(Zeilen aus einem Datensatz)
::::::::

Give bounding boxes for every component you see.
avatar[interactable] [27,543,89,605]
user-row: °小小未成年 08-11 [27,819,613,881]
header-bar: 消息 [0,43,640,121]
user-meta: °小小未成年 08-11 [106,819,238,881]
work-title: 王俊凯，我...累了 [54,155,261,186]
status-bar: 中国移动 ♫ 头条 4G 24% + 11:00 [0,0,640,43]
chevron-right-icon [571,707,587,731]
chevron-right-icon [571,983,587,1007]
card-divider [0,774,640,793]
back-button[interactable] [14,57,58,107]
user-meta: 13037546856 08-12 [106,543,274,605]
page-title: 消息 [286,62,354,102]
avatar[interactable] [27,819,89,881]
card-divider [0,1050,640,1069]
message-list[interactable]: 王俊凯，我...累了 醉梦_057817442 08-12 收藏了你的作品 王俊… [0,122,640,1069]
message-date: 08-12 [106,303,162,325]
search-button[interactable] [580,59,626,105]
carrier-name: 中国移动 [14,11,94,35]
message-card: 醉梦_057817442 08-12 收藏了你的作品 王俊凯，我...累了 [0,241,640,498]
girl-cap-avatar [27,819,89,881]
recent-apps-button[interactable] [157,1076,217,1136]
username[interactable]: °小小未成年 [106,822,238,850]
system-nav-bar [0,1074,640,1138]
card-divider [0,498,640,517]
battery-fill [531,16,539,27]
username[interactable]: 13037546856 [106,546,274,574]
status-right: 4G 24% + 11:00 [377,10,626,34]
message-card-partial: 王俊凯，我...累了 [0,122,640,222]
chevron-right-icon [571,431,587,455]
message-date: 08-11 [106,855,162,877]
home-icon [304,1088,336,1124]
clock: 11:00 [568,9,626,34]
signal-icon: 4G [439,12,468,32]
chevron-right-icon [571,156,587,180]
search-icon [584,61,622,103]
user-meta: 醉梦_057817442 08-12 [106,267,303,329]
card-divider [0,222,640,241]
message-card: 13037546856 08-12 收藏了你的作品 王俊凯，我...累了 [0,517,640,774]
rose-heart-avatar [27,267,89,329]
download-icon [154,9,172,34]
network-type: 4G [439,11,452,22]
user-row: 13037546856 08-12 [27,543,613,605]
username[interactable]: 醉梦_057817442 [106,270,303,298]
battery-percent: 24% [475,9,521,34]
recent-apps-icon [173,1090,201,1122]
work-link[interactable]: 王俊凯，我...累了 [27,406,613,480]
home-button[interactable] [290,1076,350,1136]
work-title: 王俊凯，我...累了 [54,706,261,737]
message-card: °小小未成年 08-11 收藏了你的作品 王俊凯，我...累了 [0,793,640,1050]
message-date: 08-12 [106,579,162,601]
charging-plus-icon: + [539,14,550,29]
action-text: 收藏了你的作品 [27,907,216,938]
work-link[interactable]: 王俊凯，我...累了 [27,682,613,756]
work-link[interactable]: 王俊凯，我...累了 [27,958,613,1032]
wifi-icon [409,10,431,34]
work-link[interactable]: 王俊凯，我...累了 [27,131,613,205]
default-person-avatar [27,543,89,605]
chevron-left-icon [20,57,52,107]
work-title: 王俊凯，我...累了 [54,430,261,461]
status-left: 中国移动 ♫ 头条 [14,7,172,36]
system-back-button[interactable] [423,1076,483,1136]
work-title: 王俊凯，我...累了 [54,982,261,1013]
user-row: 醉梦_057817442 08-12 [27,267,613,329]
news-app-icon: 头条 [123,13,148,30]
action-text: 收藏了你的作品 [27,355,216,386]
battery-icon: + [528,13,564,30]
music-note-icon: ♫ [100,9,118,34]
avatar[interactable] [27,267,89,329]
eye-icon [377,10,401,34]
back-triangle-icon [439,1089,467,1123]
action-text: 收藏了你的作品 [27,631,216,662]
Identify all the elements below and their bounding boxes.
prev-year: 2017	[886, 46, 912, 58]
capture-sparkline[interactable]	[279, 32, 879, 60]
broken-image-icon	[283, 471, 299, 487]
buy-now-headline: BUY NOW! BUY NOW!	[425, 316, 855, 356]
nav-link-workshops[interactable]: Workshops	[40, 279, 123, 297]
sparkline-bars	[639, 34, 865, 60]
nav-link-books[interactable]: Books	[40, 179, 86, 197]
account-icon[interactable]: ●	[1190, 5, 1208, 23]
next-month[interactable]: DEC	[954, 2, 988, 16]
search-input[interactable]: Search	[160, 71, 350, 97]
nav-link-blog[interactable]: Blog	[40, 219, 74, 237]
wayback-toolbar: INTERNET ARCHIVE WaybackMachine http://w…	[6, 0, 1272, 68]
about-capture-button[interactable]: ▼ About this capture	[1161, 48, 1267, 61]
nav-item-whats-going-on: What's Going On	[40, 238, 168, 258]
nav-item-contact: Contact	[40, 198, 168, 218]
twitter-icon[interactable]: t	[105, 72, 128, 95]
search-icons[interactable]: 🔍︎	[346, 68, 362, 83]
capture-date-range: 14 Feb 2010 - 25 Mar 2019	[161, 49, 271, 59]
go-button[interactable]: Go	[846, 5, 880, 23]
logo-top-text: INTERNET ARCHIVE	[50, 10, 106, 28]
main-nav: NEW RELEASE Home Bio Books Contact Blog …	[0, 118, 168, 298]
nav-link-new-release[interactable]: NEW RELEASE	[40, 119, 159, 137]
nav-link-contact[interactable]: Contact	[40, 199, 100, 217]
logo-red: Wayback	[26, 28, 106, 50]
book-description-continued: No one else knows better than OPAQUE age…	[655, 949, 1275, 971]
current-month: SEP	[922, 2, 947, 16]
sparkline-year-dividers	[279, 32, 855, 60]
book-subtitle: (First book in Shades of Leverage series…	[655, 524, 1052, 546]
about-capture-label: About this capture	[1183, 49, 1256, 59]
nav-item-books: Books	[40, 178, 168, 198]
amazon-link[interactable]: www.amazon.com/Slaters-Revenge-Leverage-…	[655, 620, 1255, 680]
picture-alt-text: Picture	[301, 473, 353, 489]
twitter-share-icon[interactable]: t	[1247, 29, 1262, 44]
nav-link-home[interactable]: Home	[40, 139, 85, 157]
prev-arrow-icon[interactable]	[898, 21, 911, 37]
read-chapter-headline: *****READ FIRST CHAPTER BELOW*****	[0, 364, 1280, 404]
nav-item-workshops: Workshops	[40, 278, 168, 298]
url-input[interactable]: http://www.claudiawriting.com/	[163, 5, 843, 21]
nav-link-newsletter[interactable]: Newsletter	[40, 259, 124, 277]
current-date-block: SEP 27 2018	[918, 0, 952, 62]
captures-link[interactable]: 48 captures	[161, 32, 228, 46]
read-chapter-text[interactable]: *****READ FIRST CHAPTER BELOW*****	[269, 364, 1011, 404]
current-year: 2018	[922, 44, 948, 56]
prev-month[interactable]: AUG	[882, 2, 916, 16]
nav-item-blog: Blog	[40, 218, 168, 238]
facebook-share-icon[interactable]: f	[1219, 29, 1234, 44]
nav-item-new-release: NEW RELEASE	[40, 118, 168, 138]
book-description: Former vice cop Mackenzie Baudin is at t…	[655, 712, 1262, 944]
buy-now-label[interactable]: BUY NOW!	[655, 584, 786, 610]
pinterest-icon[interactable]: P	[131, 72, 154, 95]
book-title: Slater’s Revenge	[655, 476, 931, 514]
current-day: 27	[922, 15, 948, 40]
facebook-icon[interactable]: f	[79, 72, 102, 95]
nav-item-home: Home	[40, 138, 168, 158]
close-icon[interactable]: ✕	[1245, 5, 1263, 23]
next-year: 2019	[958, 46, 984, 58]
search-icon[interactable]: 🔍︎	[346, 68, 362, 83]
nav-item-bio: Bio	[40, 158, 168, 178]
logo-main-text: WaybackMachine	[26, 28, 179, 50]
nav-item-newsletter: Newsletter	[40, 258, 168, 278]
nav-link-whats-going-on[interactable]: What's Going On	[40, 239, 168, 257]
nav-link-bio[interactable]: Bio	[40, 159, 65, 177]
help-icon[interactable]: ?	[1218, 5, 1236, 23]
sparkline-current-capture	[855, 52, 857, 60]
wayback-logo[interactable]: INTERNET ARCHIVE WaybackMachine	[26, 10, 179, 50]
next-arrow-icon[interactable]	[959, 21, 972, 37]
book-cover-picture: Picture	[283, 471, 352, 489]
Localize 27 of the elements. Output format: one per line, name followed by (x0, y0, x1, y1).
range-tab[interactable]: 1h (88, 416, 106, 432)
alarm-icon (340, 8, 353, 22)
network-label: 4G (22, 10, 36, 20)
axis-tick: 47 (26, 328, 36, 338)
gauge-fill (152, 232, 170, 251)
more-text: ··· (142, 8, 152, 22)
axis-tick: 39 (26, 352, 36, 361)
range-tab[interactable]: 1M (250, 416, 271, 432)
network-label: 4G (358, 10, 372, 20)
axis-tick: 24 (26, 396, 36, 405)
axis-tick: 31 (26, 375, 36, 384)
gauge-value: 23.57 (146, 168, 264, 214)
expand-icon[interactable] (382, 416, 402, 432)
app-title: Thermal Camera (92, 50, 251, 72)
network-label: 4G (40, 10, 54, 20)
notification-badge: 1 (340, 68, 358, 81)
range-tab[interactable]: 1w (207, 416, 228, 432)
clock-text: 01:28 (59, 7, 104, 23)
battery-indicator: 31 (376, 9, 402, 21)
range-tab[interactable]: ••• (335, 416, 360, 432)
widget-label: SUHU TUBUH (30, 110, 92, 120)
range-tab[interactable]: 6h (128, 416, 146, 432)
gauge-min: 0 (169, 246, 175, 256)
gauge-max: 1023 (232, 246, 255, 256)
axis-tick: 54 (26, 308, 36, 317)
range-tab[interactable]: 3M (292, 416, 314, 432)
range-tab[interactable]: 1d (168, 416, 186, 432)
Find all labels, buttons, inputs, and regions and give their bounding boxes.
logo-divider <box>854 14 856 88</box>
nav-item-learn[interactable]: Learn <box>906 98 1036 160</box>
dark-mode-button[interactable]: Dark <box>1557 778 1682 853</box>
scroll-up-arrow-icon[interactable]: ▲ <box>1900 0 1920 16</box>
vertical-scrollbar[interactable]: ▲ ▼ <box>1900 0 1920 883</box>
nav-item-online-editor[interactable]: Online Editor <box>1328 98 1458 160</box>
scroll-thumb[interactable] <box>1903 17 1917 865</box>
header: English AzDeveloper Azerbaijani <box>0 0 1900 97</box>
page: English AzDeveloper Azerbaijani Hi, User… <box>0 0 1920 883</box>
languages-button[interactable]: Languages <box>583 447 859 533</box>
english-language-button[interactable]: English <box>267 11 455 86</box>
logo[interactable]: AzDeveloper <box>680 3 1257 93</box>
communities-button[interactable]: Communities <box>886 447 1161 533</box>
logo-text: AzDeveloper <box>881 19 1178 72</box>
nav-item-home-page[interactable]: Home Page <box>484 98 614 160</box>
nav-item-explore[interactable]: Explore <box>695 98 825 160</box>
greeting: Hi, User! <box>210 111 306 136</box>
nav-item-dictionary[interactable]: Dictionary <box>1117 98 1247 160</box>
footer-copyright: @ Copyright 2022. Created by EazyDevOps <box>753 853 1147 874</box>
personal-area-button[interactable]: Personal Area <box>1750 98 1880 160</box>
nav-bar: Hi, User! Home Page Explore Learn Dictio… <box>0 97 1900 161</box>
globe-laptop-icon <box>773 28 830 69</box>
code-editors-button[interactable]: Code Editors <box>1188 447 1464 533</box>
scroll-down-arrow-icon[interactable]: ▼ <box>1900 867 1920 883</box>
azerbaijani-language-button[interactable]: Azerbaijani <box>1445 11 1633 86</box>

::::::::

◆ **Schriftliche Aufgabe**:
Bring bitte den Abschnitt vom Anfang der Datensätze bis einschließlich der Zeile mit „user-row: 13037546856 08-12 [27,543,613,605]“ in eine Markdown-Tabelle mit den Spalten „Nr.“ und „Zeile“. Leerzeilen lässt du dabei weg.

◆ **Richtiges Ergebnis**:
| Nr. | Zeile |
|---|---|
| 1 | Give bounding boxes for every component you see. |
| 2 | avatar[interactable] [27,543,89,605] |
| 3 | user-row: °小小未成年 08-11 [27,819,613,881] |
| 4 | header-bar: 消息 [0,43,640,121] |
| 5 | user-meta: °小小未成年 08-11 [106,819,238,881] |
| 6 | work-title: 王俊凯，我...累了 [54,155,261,186] |
| 7 | status-bar: 中国移动 ♫ 头条 4G 24% + 11:00 [0,0,640,43] |
| 8 | chevron-right-icon [571,707,587,731] |
| 9 | chevron-right-icon [571,983,587,1007] |
| 10 | card-divider [0,774,640,793] |
| 11 | back-button[interactable] [14,57,58,107] |
| 12 | user-meta: 13037546856 08-12 [106,543,274,605] |
| 13 | page-title: 消息 [286,62,354,102] |
| 14 | avatar[interactable] [27,819,89,881] |
| 15 | card-divider [0,1050,640,1069] |
| 16 | message-list[interactable]: 王俊凯，我...累了 醉梦_057817442 08-12 收藏了你的作品 王俊… [0,122,640,1069] |
| 17 | message-date: 08-12 [106,303,162,325] |
| 18 | search-button[interactable] [580,59,626,105] |
| 19 | carrier-name: 中国移动 [14,11,94,35] |
| 20 | message-card: 醉梦_057817442 08-12 收藏了你的作品 王俊凯，我...累了 [0,241,640,498] |
| 21 | girl-cap-avatar [27,819,89,881] |
| 22 | recent-apps-button[interactable] [157,1076,217,1136] |
| 23 | username[interactable]: °小小未成年 [106,822,238,850] |
| 24 | system-nav-bar [0,1074,640,1138] |
| 25 | card-divider [0,498,640,517] |
| 26 | battery-fill [531,16,539,27] |
| 27 | username[interactable]: 13037546856 [106,546,274,574] |
| 28 | status-right: 4G 24% + 11:00 [377,10,626,34] |
| 29 | message-card-partial: 王俊凯，我...累了 [0,122,640,222] |
| 30 | chevron-right-icon [571,431,587,455] |
| 31 | message-date: 08-11 [106,855,162,877] |
| 32 | home-icon [304,1088,336,1124] |
| 33 | clock: 11:00 [568,9,626,34] |
| 34 | signal-icon: 4G [439,12,468,32] |
| 35 | chevron-right-icon [571,156,587,180] |
| 36 | search-icon [584,61,622,103] |
| 37 | user-meta: 醉梦_057817442 08-12 [106,267,303,329] |
| 38 | card-divider [0,222,640,241] |
| 39 | message-card: 13037546856 08-12 收藏了你的作品 王俊凯，我...累了 [0,517,640,774] |
| 40 | rose-heart-avatar [27,267,89,329] |
| 41 | download-icon [154,9,172,34] |
| 42 | network-type: 4G [439,11,452,22] |
| 43 | user-row: 13037546856 08-12 [27,543,613,605] |